### Exercise prompt
Filter the entries below, keeping every line that has the word "Charles".

### Supplied records
::::::

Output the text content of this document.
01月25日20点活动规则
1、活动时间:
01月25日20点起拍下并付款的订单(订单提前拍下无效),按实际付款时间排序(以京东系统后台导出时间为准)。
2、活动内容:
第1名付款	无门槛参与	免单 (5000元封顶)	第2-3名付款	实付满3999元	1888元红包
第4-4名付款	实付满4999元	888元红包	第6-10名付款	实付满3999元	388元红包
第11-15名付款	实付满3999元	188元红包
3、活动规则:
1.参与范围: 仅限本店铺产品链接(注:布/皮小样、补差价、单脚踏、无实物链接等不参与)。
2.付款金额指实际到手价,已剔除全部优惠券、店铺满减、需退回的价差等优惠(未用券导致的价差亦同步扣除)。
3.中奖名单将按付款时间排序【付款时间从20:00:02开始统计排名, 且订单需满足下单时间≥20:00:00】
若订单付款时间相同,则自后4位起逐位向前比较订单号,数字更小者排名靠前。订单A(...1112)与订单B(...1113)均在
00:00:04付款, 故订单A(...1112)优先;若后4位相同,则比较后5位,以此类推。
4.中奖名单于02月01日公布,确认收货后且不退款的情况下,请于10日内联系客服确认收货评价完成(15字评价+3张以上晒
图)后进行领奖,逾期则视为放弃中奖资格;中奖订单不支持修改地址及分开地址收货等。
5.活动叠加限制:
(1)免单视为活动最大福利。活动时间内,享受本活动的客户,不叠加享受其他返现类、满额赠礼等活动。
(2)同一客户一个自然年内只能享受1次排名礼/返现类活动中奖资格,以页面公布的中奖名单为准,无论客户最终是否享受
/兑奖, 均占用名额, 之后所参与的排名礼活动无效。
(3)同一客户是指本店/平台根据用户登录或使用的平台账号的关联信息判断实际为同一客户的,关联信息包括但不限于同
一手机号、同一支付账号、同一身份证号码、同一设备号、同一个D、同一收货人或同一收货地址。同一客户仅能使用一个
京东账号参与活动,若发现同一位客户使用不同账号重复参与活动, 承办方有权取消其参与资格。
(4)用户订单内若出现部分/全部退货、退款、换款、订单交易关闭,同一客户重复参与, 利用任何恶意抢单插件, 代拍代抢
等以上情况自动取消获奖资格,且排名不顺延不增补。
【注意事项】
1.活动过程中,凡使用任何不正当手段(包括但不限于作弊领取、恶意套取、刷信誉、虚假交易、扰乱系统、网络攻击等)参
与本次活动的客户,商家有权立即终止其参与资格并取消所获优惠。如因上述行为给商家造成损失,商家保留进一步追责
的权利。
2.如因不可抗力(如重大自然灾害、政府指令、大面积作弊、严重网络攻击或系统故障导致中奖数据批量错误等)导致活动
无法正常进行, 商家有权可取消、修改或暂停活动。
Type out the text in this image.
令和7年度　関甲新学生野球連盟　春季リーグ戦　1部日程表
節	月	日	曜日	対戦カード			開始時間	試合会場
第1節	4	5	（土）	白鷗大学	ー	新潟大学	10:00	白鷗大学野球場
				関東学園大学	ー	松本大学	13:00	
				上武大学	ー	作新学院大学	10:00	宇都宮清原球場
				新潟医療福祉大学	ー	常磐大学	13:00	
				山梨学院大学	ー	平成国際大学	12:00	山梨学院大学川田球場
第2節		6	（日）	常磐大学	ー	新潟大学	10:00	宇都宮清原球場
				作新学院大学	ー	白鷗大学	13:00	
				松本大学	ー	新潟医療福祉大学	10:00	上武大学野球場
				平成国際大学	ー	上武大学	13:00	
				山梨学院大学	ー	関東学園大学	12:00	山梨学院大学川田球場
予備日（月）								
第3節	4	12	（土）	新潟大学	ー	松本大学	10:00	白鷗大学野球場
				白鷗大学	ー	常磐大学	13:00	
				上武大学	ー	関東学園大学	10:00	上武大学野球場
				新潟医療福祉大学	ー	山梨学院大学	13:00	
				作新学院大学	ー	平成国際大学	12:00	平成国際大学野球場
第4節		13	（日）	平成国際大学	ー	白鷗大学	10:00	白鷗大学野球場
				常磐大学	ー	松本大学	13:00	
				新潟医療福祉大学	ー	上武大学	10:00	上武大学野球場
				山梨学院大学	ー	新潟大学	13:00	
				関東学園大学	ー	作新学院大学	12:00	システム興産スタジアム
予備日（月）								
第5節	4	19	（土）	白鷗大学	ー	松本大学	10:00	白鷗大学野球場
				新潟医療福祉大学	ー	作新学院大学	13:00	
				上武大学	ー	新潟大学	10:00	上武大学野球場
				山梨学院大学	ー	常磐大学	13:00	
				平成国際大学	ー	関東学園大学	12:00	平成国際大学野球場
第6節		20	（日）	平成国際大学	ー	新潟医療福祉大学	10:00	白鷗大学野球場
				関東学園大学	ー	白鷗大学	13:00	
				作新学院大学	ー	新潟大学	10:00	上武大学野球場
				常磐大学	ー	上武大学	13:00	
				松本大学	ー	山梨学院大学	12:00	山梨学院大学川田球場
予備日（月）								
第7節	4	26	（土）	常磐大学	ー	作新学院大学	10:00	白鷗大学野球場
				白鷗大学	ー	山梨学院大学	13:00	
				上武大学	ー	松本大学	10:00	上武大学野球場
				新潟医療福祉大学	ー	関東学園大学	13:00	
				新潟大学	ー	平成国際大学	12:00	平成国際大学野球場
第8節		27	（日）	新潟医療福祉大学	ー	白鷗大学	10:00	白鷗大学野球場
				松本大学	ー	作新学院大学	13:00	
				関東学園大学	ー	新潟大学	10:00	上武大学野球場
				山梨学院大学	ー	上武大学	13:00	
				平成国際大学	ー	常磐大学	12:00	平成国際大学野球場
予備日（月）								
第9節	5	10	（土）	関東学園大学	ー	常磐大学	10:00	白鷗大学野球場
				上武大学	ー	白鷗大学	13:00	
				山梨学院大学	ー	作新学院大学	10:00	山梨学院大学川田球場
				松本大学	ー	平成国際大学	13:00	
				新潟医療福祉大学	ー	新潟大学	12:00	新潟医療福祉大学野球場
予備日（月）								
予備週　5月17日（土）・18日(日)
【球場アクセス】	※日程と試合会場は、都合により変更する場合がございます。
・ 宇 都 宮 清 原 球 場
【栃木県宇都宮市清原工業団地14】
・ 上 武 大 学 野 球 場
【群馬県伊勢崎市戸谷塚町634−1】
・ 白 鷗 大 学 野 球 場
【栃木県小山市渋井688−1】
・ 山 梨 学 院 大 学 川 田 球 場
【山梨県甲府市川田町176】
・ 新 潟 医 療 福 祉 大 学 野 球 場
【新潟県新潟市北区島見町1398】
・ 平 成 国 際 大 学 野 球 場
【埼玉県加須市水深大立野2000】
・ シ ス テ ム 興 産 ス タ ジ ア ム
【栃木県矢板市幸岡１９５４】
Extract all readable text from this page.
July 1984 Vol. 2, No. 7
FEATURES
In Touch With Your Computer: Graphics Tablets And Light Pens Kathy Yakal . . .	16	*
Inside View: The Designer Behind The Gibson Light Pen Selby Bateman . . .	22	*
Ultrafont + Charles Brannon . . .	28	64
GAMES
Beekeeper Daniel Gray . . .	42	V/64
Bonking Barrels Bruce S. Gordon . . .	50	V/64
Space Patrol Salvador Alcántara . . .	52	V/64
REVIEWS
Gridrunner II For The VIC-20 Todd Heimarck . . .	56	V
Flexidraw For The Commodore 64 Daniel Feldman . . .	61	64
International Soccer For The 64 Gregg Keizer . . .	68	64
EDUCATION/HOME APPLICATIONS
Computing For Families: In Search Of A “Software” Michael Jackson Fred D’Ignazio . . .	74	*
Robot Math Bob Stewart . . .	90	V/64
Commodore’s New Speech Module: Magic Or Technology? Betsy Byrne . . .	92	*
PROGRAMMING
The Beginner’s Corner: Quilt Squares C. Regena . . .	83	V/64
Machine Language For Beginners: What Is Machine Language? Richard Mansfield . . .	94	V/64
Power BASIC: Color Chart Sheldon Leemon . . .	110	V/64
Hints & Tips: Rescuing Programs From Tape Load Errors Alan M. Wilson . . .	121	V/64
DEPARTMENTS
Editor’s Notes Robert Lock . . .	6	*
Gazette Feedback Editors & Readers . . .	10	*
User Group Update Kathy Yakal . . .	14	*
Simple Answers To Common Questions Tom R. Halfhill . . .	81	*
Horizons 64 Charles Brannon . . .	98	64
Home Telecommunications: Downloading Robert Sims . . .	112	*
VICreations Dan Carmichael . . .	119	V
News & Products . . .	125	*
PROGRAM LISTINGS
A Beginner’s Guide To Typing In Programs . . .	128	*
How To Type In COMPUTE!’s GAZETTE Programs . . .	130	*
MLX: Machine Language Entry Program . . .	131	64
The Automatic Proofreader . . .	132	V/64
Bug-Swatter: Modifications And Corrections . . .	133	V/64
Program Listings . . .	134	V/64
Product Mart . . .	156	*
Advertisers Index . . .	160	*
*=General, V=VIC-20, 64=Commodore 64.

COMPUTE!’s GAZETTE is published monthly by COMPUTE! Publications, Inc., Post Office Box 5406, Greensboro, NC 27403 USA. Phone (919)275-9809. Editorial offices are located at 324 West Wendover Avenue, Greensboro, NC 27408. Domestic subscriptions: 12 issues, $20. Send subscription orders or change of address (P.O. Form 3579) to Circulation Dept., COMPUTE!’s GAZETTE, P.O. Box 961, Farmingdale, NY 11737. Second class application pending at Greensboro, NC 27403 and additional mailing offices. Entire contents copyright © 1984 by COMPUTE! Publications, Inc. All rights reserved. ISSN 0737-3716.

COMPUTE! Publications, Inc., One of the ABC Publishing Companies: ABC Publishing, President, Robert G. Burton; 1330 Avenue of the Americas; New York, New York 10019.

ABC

::::::

### Response to this exercise
Ultrafont + Charles Brannon . . .	28	64
Horizons 64 Charles Brannon . . .	98	64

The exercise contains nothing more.